For each line below that includes the word "name", make a copy.

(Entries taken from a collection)
+-------+
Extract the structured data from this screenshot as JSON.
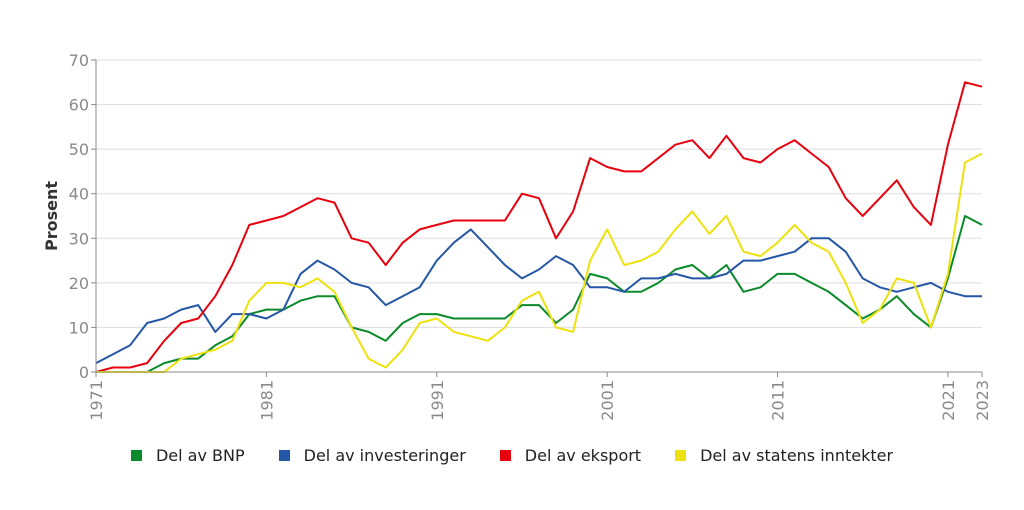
{
  "chart_data": {
    "type": "line",
    "title": "",
    "xlabel": "",
    "ylabel": "Prosent",
    "xlim": [
      1971,
      2023
    ],
    "ylim": [
      0,
      70
    ],
    "x_ticks": [
      1971,
      1981,
      1991,
      2001,
      2011,
      2021,
      2023
    ],
    "y_ticks": [
      0,
      10,
      20,
      30,
      40,
      50,
      60,
      70
    ],
    "grid": "horizontal",
    "legend_position": "bottom",
    "x": [
      1971,
      1972,
      1973,
      1974,
      1975,
      1976,
      1977,
      1978,
      1979,
      1980,
      1981,
      1982,
      1983,
      1984,
      1985,
      1986,
      1987,
      1988,
      1989,
      1990,
      1991,
      1992,
      1993,
      1994,
      1995,
      1996,
      1997,
      1998,
      1999,
      2000,
      2001,
      2002,
      2003,
      2004,
      2005,
      2006,
      2007,
      2008,
      2009,
      2010,
      2011,
      2012,
      2013,
      2014,
      2015,
      2016,
      2017,
      2018,
      2019,
      2020,
      2021,
      2022,
      2023
    ],
    "series": [
      {
        "name": "Del av BNP",
        "color": "#0a8a2a",
        "values": [
          0,
          0,
          0,
          0,
          2,
          3,
          3,
          6,
          8,
          13,
          14,
          14,
          16,
          17,
          17,
          10,
          9,
          7,
          11,
          13,
          13,
          12,
          12,
          12,
          12,
          15,
          15,
          11,
          14,
          22,
          21,
          18,
          18,
          20,
          23,
          24,
          21,
          24,
          18,
          19,
          22,
          22,
          20,
          18,
          15,
          12,
          14,
          17,
          13,
          10,
          21,
          35,
          33
        ]
      },
      {
        "name": "Del av investeringer",
        "color": "#2557a7",
        "values": [
          2,
          4,
          6,
          11,
          12,
          14,
          15,
          9,
          13,
          13,
          12,
          14,
          22,
          25,
          23,
          20,
          19,
          15,
          17,
          19,
          25,
          29,
          32,
          28,
          24,
          21,
          23,
          26,
          24,
          19,
          19,
          18,
          21,
          21,
          22,
          21,
          21,
          22,
          25,
          25,
          26,
          27,
          30,
          30,
          27,
          21,
          19,
          18,
          19,
          20,
          18,
          17,
          17
        ]
      },
      {
        "name": "Del av eksport",
        "color": "#e8000d",
        "values": [
          0,
          1,
          1,
          2,
          7,
          11,
          12,
          17,
          24,
          33,
          34,
          35,
          37,
          39,
          38,
          30,
          29,
          24,
          29,
          32,
          33,
          34,
          34,
          34,
          34,
          40,
          39,
          30,
          36,
          48,
          46,
          45,
          45,
          48,
          51,
          52,
          48,
          53,
          48,
          47,
          50,
          52,
          49,
          46,
          39,
          35,
          39,
          43,
          37,
          33,
          51,
          65,
          64
        ]
      },
      {
        "name": "Del av statens inntekter",
        "color": "#ede10e",
        "values": [
          0,
          0,
          0,
          0,
          0,
          3,
          4,
          5,
          7,
          16,
          20,
          20,
          19,
          21,
          18,
          10,
          3,
          1,
          5,
          11,
          12,
          9,
          8,
          7,
          10,
          16,
          18,
          10,
          9,
          25,
          32,
          24,
          25,
          27,
          32,
          36,
          31,
          35,
          27,
          26,
          29,
          33,
          29,
          27,
          20,
          11,
          14,
          21,
          20,
          10,
          22,
          47,
          49
        ]
      }
    ]
  }
}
+-------+
Result below
        "name": "Del av BNP",
        "name": "Del av investeringer",
        "name": "Del av eksport",
        "name": "Del av statens inntekter",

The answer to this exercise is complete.